Saved entries

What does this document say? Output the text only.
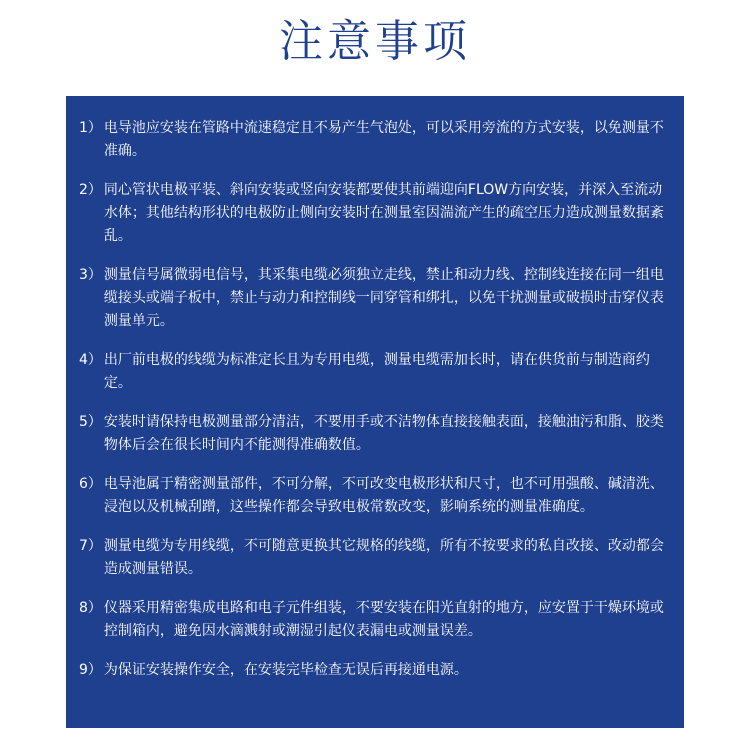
注意事项
1） 电导池应安装在管路中流速稳定且不易产生气泡处，可以采用旁流的方式安装，以免测量不准确。
2） 同心管状电极平装、斜向安装或竖向安装都要使其前端迎向FLOW方向安装，并深入至流动水体；其他结构形状的电极防止侧向安装时在测量室因湍流产生的疏空压力造成测量数据紊乱。
3） 测量信号属微弱电信号，其采集电缆必须独立走线，禁止和动力线、控制线连接在同一组电缆接头或端子板中，禁止与动力和控制线一同穿管和绑扎，以免干扰测量或破损时击穿仪表测量单元。
4） 出厂前电极的线缆为标准定长且为专用电缆，测量电缆需加长时，请在供货前与制造商约定。
5） 安装时请保持电极测量部分清洁，不要用手或不洁物体直接接触表面，接触油污和脂、胶类物体后会在很长时间内不能测得准确数值。
6） 电导池属于精密测量部件，不可分解，不可改变电极形状和尺寸，也不可用强酸、碱清洗、浸泡以及机械刮蹭，这些操作都会导致电极常数改变，影响系统的测量准确度。
7） 测量电缆为专用线缆，不可随意更换其它规格的线缆，所有不按要求的私自改接、改动都会造成测量错误。
8） 仪器采用精密集成电路和电子元件组装，不要安装在阳光直射的地方，应安置于干燥环境或控制箱内，避免因水滴溅射或潮湿引起仪表漏电或测量误差。
9） 为保证安装操作安全，在安装完毕检查无误后再接通电源。
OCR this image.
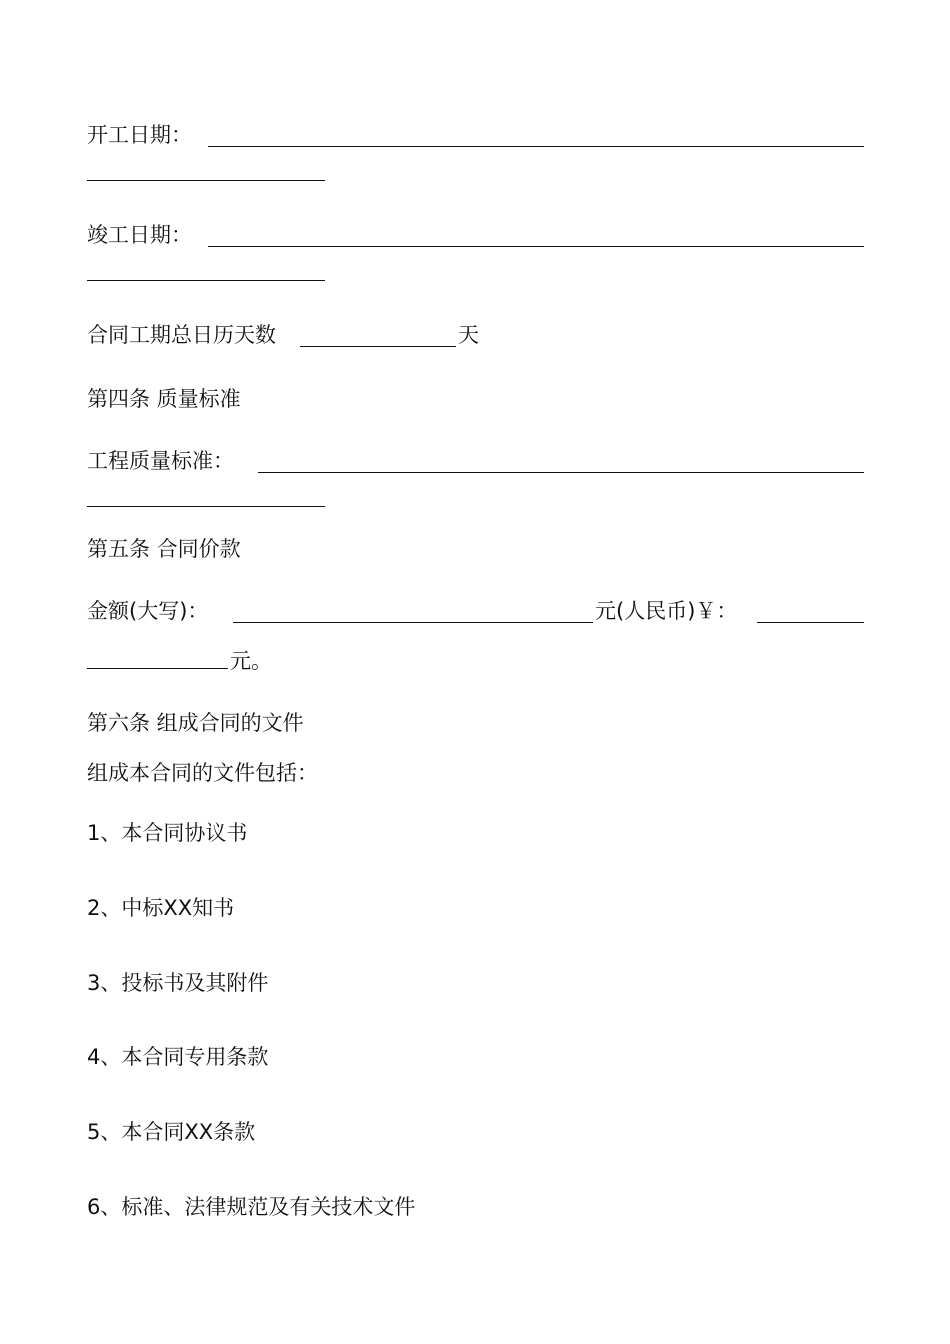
开工日期：
竣工日期：
合同工期总日历天数	天
第四条 质量标准
工程质量标准：
第五条 合同价款
金额(大写)：	元(人民币)￥：
元。
第六条 组成合同的文件
组成本合同的文件包括：
1、本合同协议书
2、中标XX知书
3、投标书及其附件
4、本合同专用条款
5、本合同XX条款
6、标准、法律规范及有关技术文件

## Aim
Reply with nothing but a number: how many lines of the entries above contain the string "this"?

## Full output
2